TO BE DONE:
Transcribe the records below in full; pictures stay out of the copy.

RECORDS SHOWN:
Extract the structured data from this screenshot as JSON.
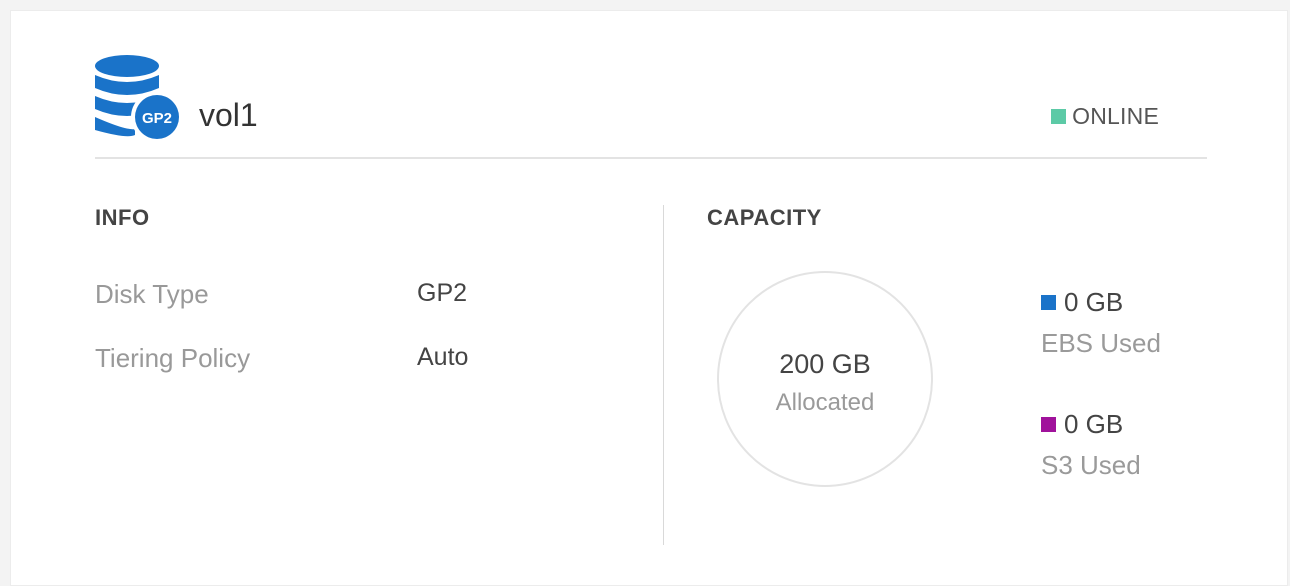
{
  "volume": {
    "name": "vol1",
    "disk_badge": "GP2",
    "status": "ONLINE"
  },
  "info": {
    "title": "INFO",
    "rows": [
      {
        "label": "Disk Type",
        "value": "GP2"
      },
      {
        "label": "Tiering Policy",
        "value": "Auto"
      }
    ]
  },
  "capacity": {
    "title": "CAPACITY",
    "allocated_value": "200 GB",
    "allocated_label": "Allocated",
    "legend": [
      {
        "value": "0 GB",
        "label": "EBS Used",
        "color": "#1a73c9"
      },
      {
        "value": "0 GB",
        "label": "S3 Used",
        "color": "#a0129b"
      }
    ]
  },
  "colors": {
    "brand_blue": "#1a73c9",
    "status_online": "#5ccaa6"
  },
  "icons": {
    "disk": "database-icon"
  }
}
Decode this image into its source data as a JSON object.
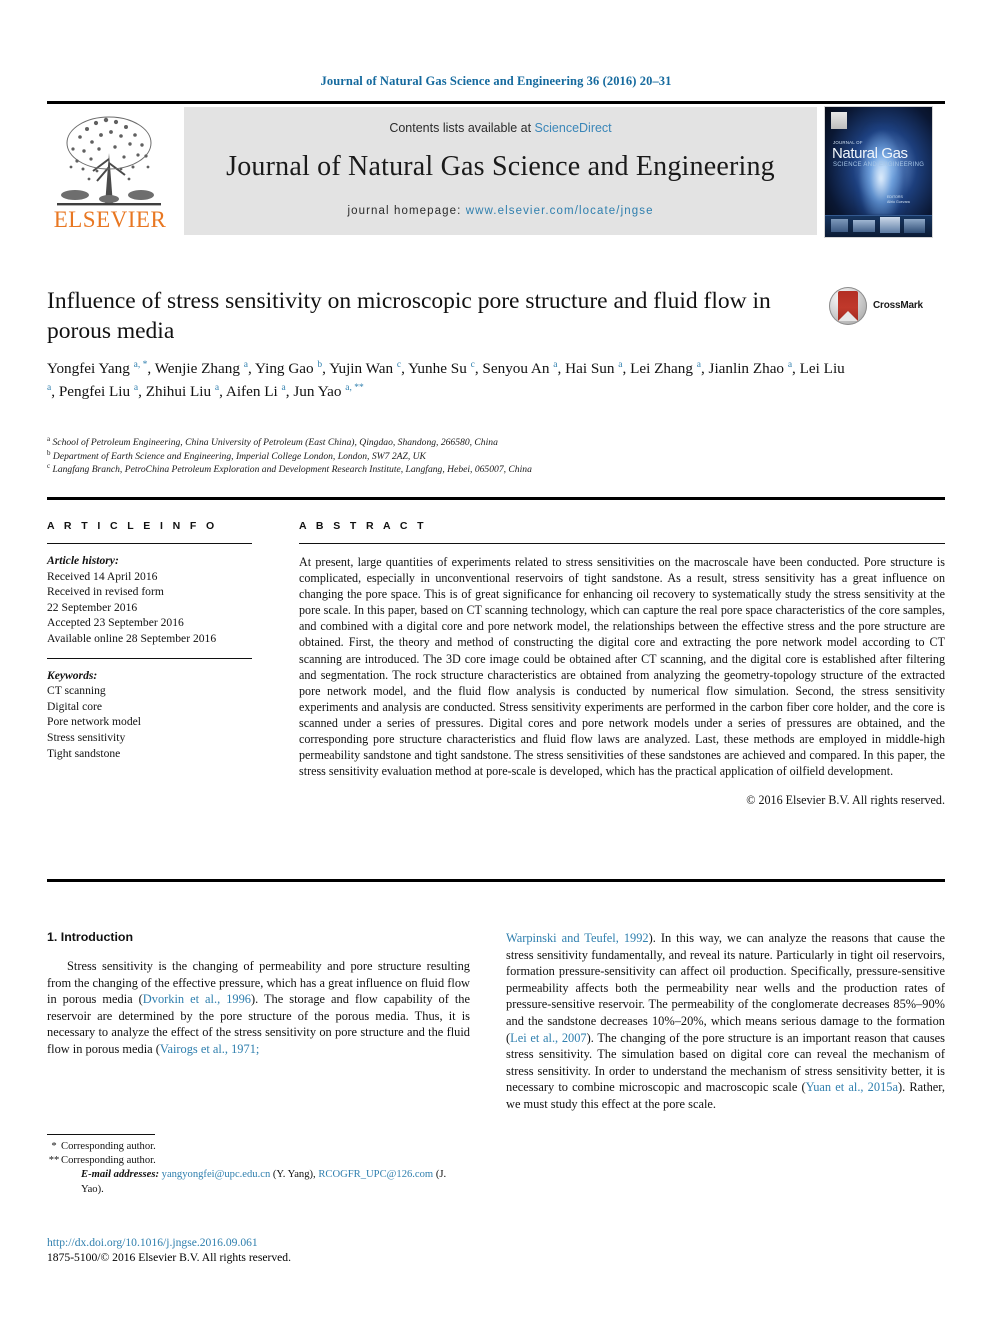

SOLUTION FOR THIS TASK:
Extract the structured data from this screenshot as JSON.
{
  "volume": {
    "name": "vol1",
    "disk_badge": "GP2",
    "status": "ONLINE"
  },
  "info": {
    "title": "INFO",
    "rows": [
      {
        "label": "Disk Type",
        "value": "GP2"
      },
      {
        "label": "Tiering Policy",
        "value": "Auto"
      }
    ]
  },
  "capacity": {
    "title": "CAPACITY",
    "allocated_value": "200 GB",
    "allocated_label": "Allocated",
    "legend": [
      {
        "value": "0 GB",
        "label": "EBS Used",
        "color": "#1a73c9"
      },
      {
        "value": "0 GB",
        "label": "S3 Used",
        "color": "#a0129b"
      }
    ]
  },
  "colors": {
    "brand_blue": "#1a73c9",
    "status_online": "#5ccaa6"
  },
  "icons": {
    "disk": "database-icon"
  }
}
Decode this image into its source data as a JSON object.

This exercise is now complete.